DIRECTIVE
Show all lines from the data that include the word "points".

GIVEN INFORMATION
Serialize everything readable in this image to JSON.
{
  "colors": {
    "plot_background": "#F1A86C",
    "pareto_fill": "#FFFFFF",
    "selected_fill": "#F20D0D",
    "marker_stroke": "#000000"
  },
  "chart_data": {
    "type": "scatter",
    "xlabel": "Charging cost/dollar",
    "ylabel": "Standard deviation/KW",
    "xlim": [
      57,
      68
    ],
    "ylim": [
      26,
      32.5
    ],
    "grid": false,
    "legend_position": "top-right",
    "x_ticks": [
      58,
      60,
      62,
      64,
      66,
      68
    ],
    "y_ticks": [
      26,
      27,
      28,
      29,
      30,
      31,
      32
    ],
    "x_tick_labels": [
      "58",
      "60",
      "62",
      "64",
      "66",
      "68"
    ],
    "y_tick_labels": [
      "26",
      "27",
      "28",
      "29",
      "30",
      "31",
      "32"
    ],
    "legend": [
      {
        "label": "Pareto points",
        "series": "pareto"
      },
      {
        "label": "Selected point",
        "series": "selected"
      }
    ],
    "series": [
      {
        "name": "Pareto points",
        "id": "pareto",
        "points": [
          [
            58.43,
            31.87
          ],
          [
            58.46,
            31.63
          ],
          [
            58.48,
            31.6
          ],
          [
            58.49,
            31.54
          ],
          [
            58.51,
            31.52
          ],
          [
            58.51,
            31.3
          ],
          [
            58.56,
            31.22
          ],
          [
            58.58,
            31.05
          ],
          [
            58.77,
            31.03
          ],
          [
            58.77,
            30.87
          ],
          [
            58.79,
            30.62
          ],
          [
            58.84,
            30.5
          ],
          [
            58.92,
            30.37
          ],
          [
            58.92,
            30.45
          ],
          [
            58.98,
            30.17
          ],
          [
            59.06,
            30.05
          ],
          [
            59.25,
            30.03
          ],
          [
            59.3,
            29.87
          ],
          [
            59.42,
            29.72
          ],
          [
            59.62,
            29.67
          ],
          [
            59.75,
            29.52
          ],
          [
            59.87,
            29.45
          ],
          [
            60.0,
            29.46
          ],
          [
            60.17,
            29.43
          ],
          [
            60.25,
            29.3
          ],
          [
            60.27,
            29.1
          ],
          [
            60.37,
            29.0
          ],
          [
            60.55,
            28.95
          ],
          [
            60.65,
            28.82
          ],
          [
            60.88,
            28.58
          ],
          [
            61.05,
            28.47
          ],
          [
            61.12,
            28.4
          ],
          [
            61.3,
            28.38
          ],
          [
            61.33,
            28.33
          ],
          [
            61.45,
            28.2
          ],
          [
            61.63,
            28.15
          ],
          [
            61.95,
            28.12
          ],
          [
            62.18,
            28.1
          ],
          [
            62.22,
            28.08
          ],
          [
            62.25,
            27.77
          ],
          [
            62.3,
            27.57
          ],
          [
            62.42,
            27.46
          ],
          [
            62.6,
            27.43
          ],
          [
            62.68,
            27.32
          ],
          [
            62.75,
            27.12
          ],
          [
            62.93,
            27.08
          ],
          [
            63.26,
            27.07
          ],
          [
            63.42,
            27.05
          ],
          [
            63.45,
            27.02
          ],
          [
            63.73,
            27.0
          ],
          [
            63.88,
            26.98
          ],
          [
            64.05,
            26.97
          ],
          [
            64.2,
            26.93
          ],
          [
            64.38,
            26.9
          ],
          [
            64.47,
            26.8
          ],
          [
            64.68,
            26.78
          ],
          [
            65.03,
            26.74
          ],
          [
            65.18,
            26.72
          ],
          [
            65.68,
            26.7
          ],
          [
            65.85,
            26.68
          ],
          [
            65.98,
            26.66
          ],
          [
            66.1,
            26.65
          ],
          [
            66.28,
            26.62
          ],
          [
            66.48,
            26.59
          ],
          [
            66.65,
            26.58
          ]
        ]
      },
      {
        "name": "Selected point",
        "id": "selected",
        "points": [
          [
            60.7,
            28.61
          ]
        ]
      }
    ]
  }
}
...
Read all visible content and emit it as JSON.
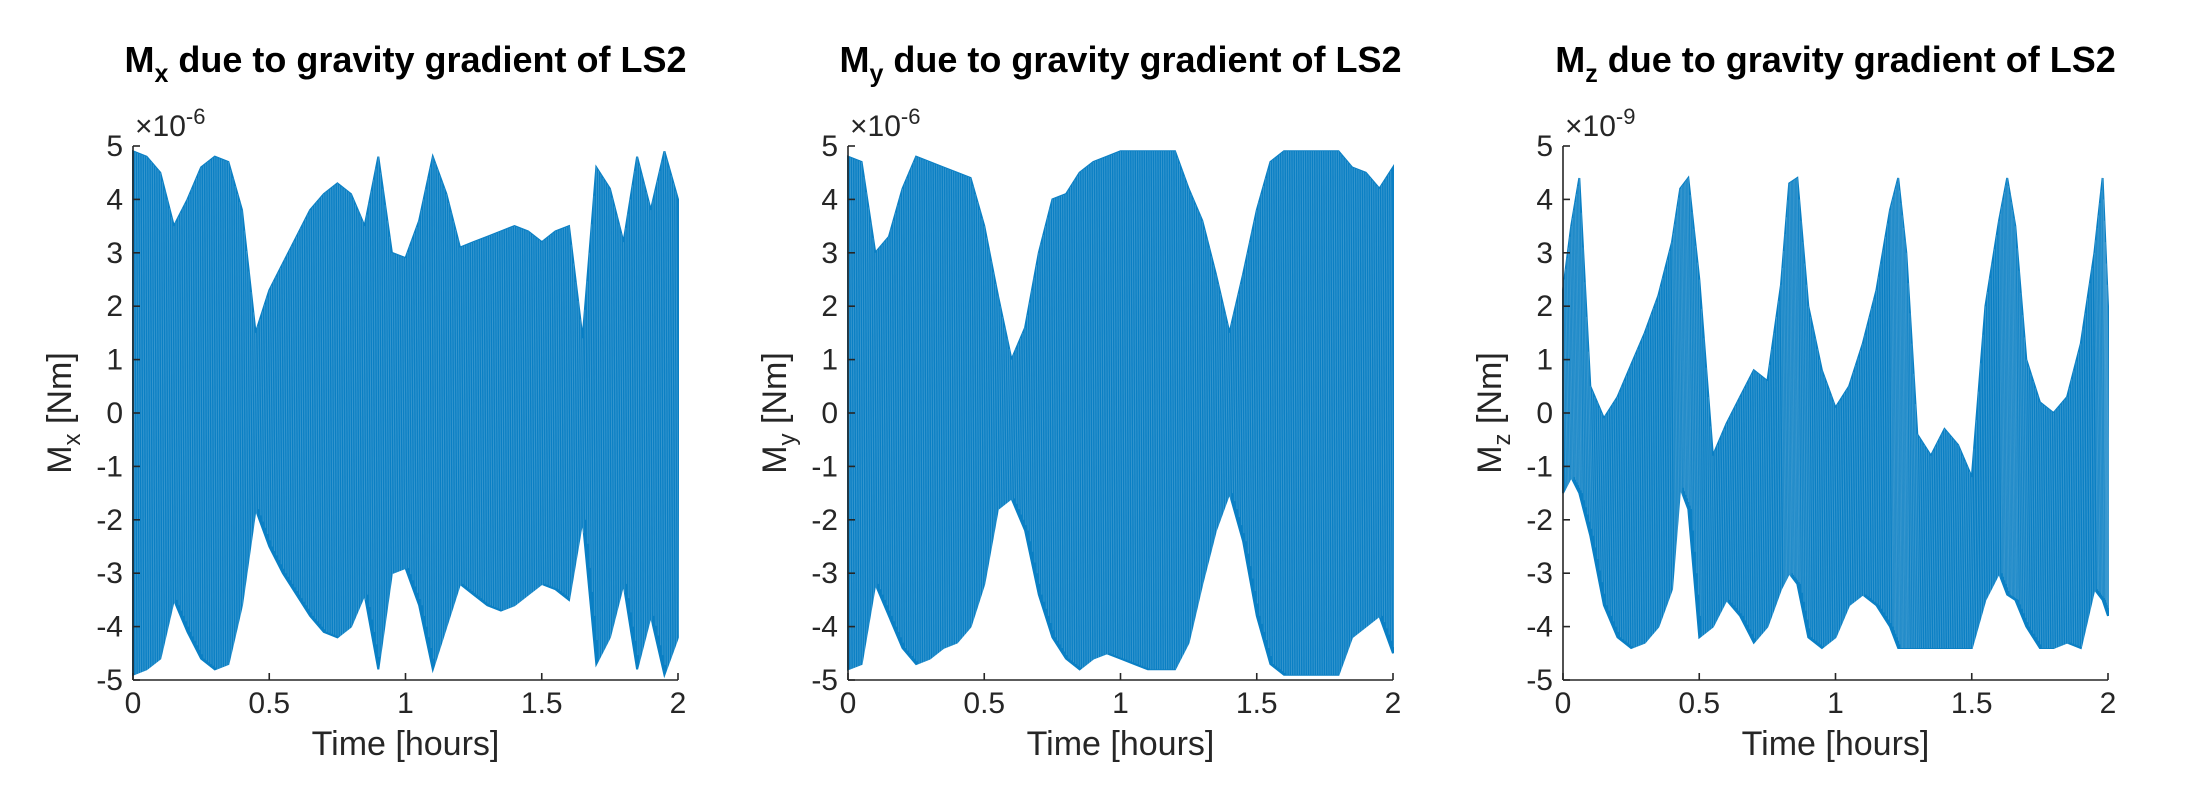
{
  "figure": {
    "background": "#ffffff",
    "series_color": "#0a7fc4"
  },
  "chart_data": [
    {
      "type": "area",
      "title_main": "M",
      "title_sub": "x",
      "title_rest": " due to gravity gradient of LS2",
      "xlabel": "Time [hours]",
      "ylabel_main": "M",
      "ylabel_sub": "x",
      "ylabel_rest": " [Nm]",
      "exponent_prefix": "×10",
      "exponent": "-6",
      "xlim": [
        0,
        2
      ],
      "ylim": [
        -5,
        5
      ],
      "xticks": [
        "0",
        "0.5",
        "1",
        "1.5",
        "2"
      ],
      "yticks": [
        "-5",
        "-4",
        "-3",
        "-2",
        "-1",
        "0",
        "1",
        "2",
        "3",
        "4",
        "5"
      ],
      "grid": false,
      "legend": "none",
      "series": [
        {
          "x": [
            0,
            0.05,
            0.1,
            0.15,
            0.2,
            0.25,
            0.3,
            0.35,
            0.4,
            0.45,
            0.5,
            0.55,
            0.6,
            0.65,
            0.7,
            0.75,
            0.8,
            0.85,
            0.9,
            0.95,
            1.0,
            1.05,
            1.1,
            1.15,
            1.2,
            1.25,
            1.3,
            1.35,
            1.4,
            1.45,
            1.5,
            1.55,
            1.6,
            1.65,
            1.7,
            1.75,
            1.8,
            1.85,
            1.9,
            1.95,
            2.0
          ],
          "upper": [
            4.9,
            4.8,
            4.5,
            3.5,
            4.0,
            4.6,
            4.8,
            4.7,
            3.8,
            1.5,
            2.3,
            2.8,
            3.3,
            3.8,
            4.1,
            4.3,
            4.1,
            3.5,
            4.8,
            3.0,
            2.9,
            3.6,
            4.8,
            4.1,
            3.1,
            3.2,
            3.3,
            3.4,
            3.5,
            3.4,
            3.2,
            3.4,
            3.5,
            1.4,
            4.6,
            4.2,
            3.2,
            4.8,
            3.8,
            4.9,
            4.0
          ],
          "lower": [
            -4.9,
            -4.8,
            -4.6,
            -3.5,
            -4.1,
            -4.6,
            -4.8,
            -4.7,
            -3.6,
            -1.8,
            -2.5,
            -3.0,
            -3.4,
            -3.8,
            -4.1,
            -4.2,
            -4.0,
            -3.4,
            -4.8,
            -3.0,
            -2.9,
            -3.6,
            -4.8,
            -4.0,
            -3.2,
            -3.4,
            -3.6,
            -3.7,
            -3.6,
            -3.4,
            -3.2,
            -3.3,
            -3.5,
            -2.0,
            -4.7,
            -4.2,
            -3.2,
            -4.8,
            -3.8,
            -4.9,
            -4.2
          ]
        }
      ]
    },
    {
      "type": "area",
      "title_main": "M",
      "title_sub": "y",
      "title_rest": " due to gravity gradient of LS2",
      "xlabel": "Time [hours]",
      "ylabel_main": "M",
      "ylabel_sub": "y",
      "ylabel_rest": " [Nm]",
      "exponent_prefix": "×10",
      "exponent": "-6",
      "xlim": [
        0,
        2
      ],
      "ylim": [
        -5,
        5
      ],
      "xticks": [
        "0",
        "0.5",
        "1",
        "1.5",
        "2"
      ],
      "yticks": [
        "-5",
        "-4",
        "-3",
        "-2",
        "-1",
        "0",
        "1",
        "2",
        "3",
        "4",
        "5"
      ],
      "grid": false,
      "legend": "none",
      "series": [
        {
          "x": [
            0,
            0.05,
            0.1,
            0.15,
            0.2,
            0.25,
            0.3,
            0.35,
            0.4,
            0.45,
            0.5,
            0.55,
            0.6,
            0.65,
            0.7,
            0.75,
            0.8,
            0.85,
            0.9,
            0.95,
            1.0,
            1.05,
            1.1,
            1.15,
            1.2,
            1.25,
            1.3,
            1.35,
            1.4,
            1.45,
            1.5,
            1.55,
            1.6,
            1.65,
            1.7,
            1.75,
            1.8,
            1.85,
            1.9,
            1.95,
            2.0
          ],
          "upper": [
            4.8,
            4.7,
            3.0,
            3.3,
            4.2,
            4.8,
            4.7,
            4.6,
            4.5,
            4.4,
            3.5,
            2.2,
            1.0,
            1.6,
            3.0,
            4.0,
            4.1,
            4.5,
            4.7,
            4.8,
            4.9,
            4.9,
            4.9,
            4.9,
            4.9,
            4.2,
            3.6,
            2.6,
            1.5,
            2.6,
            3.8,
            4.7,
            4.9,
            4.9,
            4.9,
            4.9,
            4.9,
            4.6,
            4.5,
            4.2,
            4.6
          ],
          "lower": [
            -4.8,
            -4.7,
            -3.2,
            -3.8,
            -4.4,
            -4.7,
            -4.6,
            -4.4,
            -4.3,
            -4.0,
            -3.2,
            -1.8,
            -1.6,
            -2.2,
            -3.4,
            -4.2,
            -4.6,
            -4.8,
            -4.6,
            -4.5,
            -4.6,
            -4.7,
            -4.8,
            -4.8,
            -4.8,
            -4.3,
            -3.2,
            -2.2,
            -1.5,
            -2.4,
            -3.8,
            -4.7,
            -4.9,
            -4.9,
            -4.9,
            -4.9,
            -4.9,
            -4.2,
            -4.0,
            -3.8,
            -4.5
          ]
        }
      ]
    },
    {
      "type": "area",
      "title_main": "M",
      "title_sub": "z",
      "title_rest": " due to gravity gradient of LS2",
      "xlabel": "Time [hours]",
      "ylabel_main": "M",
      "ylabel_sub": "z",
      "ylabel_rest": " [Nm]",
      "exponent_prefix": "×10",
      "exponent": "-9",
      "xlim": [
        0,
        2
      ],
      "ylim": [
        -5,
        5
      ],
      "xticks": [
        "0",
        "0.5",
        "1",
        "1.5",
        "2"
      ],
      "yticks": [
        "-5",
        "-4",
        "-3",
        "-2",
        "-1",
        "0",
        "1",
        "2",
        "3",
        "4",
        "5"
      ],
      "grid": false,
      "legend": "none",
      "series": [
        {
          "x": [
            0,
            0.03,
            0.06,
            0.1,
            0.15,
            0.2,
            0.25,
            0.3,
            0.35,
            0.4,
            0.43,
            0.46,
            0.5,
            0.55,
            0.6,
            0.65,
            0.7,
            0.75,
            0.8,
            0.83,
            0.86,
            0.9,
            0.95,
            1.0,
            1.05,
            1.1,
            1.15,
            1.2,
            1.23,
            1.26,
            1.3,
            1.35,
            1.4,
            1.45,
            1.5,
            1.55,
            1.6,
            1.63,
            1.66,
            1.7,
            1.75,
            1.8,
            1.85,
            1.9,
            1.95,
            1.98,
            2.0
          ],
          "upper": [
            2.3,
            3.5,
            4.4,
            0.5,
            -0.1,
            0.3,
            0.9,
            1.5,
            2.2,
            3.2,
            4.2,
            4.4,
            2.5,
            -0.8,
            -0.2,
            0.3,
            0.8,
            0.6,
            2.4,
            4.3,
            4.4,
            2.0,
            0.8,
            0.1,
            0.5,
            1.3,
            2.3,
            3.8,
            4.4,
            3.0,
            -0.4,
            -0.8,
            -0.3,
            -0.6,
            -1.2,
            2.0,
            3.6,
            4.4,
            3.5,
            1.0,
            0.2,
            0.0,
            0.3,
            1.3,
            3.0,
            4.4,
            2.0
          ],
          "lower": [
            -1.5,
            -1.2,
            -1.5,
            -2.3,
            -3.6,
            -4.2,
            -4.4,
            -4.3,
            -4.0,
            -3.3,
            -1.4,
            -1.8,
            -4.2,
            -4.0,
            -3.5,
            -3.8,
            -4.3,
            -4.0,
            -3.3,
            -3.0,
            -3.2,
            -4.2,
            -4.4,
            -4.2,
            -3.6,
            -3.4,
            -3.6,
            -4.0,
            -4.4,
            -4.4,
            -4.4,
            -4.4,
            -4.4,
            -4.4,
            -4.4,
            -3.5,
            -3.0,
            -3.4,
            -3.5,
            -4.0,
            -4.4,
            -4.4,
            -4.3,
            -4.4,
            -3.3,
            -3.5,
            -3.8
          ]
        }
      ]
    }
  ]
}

COMPLETE ANSWER
        "label": "Pareto points",
        "name": "Pareto points",
        "points": [
        "points": [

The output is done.